# Your task
Retype the complete listing exactly as it appears.

# Input for this task
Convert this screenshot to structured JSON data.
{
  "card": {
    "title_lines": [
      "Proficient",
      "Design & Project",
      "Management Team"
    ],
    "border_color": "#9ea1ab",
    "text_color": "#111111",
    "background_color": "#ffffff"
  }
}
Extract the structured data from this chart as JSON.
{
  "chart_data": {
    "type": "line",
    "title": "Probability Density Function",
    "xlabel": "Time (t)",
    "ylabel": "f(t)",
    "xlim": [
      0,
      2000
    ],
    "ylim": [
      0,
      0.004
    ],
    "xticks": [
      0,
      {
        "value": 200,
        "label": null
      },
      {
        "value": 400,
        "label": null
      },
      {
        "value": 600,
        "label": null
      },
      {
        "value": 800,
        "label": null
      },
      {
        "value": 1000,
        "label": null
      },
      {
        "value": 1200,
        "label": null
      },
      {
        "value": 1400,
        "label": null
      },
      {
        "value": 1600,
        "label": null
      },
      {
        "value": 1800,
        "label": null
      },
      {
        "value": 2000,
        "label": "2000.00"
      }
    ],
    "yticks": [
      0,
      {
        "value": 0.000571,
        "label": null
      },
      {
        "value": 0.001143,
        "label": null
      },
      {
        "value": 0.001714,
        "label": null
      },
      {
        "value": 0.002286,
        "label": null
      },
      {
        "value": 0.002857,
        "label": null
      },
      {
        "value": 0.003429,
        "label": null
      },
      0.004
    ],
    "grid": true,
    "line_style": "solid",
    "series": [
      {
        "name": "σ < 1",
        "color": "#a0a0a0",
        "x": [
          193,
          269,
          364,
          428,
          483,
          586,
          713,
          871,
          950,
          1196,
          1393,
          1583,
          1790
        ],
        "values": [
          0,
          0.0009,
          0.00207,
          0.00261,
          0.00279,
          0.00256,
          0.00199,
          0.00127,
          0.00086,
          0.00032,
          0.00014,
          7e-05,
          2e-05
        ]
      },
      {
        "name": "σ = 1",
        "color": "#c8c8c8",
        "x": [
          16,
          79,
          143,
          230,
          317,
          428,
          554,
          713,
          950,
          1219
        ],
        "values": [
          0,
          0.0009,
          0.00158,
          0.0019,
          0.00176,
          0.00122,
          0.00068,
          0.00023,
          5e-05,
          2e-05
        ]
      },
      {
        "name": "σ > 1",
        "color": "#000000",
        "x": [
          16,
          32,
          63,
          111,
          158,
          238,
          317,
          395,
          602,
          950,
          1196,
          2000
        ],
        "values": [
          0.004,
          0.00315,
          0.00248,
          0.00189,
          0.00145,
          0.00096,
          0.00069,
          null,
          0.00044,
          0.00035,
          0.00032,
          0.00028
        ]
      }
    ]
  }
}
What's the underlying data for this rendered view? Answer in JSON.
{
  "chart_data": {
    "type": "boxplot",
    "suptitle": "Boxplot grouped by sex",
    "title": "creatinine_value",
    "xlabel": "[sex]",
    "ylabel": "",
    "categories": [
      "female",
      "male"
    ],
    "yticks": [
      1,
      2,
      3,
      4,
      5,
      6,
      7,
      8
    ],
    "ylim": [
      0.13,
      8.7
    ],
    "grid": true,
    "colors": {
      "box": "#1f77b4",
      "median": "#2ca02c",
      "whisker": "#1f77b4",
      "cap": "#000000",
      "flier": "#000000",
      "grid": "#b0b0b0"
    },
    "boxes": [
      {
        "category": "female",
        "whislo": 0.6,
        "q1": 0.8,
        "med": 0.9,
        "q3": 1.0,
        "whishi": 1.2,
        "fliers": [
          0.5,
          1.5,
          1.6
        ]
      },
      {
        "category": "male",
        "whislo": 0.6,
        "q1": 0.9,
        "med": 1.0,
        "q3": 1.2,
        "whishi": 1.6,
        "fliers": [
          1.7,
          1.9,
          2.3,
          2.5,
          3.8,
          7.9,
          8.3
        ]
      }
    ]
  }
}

# Answer
Convert this screenshot to structured JSON data.
{
  "card": {
    "title_lines": [
      "Proficient",
      "Design & Project",
      "Management Team"
    ],
    "border_color": "#9ea1ab",
    "text_color": "#111111",
    "background_color": "#ffffff"
  }
}
Extract the structured data from this chart as JSON.
{
  "chart_data": {
    "type": "line",
    "title": "Probability Density Function",
    "xlabel": "Time (t)",
    "ylabel": "f(t)",
    "xlim": [
      0,
      2000
    ],
    "ylim": [
      0,
      0.004
    ],
    "xticks": [
      0,
      {
        "value": 200,
        "label": null
      },
      {
        "value": 400,
        "label": null
      },
      {
        "value": 600,
        "label": null
      },
      {
        "value": 800,
        "label": null
      },
      {
        "value": 1000,
        "label": null
      },
      {
        "value": 1200,
        "label": null
      },
      {
        "value": 1400,
        "label": null
      },
      {
        "value": 1600,
        "label": null
      },
      {
        "value": 1800,
        "label": null
      },
      {
        "value": 2000,
        "label": "2000.00"
      }
    ],
    "yticks": [
      0,
      {
        "value": 0.000571,
        "label": null
      },
      {
        "value": 0.001143,
        "label": null
      },
      {
        "value": 0.001714,
        "label": null
      },
      {
        "value": 0.002286,
        "label": null
      },
      {
        "value": 0.002857,
        "label": null
      },
      {
        "value": 0.003429,
        "label": null
      },
      0.004
    ],
    "grid": true,
    "line_style": "solid",
    "series": [
      {
        "name": "σ < 1",
        "color": "#a0a0a0",
        "x": [
          193,
          269,
          364,
          428,
          483,
          586,
          713,
          871,
          950,
          1196,
          1393,
          1583,
          1790
        ],
        "values": [
          0,
          0.0009,
          0.00207,
          0.00261,
          0.00279,
          0.00256,
          0.00199,
          0.00127,
          0.00086,
          0.00032,
          0.00014,
          7e-05,
          2e-05
        ]
      },
      {
        "name": "σ = 1",
        "color": "#c8c8c8",
        "x": [
          16,
          79,
          143,
          230,
          317,
          428,
          554,
          713,
          950,
          1219
        ],
        "values": [
          0,
          0.0009,
          0.00158,
          0.0019,
          0.00176,
          0.00122,
          0.00068,
          0.00023,
          5e-05,
          2e-05
        ]
      },
      {
        "name": "σ > 1",
        "color": "#000000",
        "x": [
          16,
          32,
          63,
          111,
          158,
          238,
          317,
          395,
          602,
          950,
          1196,
          2000
        ],
        "values": [
          0.004,
          0.00315,
          0.00248,
          0.00189,
          0.00145,
          0.00096,
          0.00069,
          null,
          0.00044,
          0.00035,
          0.00032,
          0.00028
        ]
      }
    ]
  }
}
What's the underlying data for this rendered view? Answer in JSON.
{
  "chart_data": {
    "type": "boxplot",
    "suptitle": "Boxplot grouped by sex",
    "title": "creatinine_value",
    "xlabel": "[sex]",
    "ylabel": "",
    "categories": [
      "female",
      "male"
    ],
    "yticks": [
      1,
      2,
      3,
      4,
      5,
      6,
      7,
      8
    ],
    "ylim": [
      0.13,
      8.7
    ],
    "grid": true,
    "colors": {
      "box": "#1f77b4",
      "median": "#2ca02c",
      "whisker": "#1f77b4",
      "cap": "#000000",
      "flier": "#000000",
      "grid": "#b0b0b0"
    },
    "boxes": [
      {
        "category": "female",
        "whislo": 0.6,
        "q1": 0.8,
        "med": 0.9,
        "q3": 1.0,
        "whishi": 1.2,
        "fliers": [
          0.5,
          1.5,
          1.6
        ]
      },
      {
        "category": "male",
        "whislo": 0.6,
        "q1": 0.9,
        "med": 1.0,
        "q3": 1.2,
        "whishi": 1.6,
        "fliers": [
          1.7,
          1.9,
          2.3,
          2.5,
          3.8,
          7.9,
          8.3
        ]
      }
    ]
  }
}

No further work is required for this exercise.